■ Aim of the task: Copy, in full, each line of the material that holds the word "ICameraDeviceCallbacks".

■ Records for the exercise:
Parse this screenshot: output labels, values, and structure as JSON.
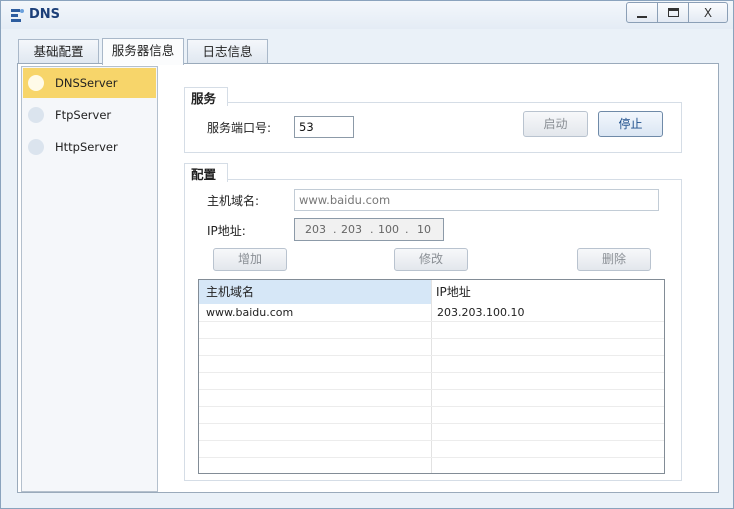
{
  "window": {
    "title": "DNS"
  },
  "tabs": [
    {
      "label": "基础配置"
    },
    {
      "label": "服务器信息"
    },
    {
      "label": "日志信息"
    }
  ],
  "servers": [
    {
      "label": "DNSServer",
      "selected": true
    },
    {
      "label": "FtpServer",
      "selected": false
    },
    {
      "label": "HttpServer",
      "selected": false
    }
  ],
  "service": {
    "group_label": "服务",
    "port_label": "服务端口号:",
    "port_value": "53",
    "start_label": "启动",
    "stop_label": "停止"
  },
  "config": {
    "group_label": "配置",
    "domain_label": "主机域名:",
    "domain_placeholder": "www.baidu.com",
    "ip_label": "IP地址:",
    "ip_octets": [
      "203",
      "203",
      "100",
      "10"
    ],
    "add_label": "增加",
    "modify_label": "修改",
    "delete_label": "删除"
  },
  "table": {
    "headers": [
      "主机域名",
      "IP地址"
    ],
    "rows": [
      [
        "www.baidu.com",
        "203.203.100.10"
      ]
    ]
  },
  "colors": {
    "selected_item": "#f7d56a",
    "active_button_text": "#1e4f8c",
    "header_highlight": "#d6e7f7"
  }
}
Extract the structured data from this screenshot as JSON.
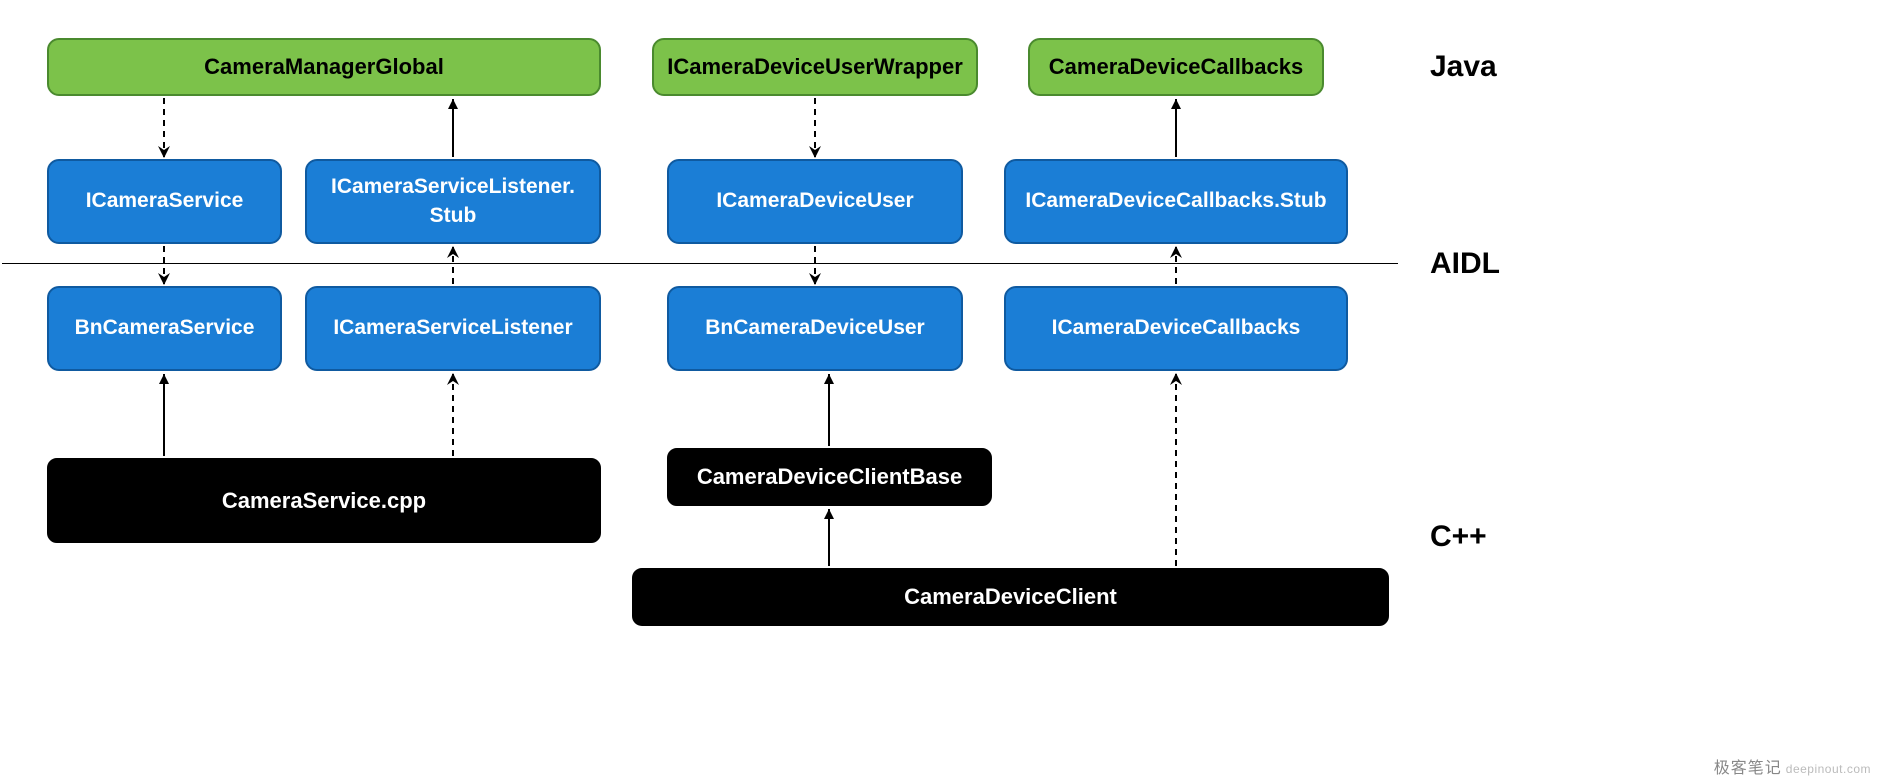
{
  "layers": {
    "java": "Java",
    "aidl": "AIDL",
    "cpp": "C++"
  },
  "boxes": {
    "cameraManagerGlobal": "CameraManagerGlobal",
    "iCameraDeviceUserWrapper": "ICameraDeviceUserWrapper",
    "cameraDeviceCallbacks": "CameraDeviceCallbacks",
    "iCameraService": "ICameraService",
    "iCameraServiceListenerStub": "ICameraServiceListener.\nStub",
    "iCameraDeviceUser": "ICameraDeviceUser",
    "iCameraDeviceCallbacksStub": "ICameraDeviceCallbacks.Stub",
    "bnCameraService": "BnCameraService",
    "iCameraServiceListener": "ICameraServiceListener",
    "bnCameraDeviceUser": "BnCameraDeviceUser",
    "iCameraDeviceCallbacks": "ICameraDeviceCallbacks",
    "cameraServiceCpp": "CameraService.cpp",
    "cameraDeviceClientBase": "CameraDeviceClientBase",
    "cameraDeviceClient": "CameraDeviceClient"
  },
  "watermark": {
    "zh": "极客笔记",
    "en": "deepinout.com"
  }
}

■ Full answer:
    "iCameraDeviceCallbacksStub": "ICameraDeviceCallbacks.Stub",
    "iCameraDeviceCallbacks": "ICameraDeviceCallbacks",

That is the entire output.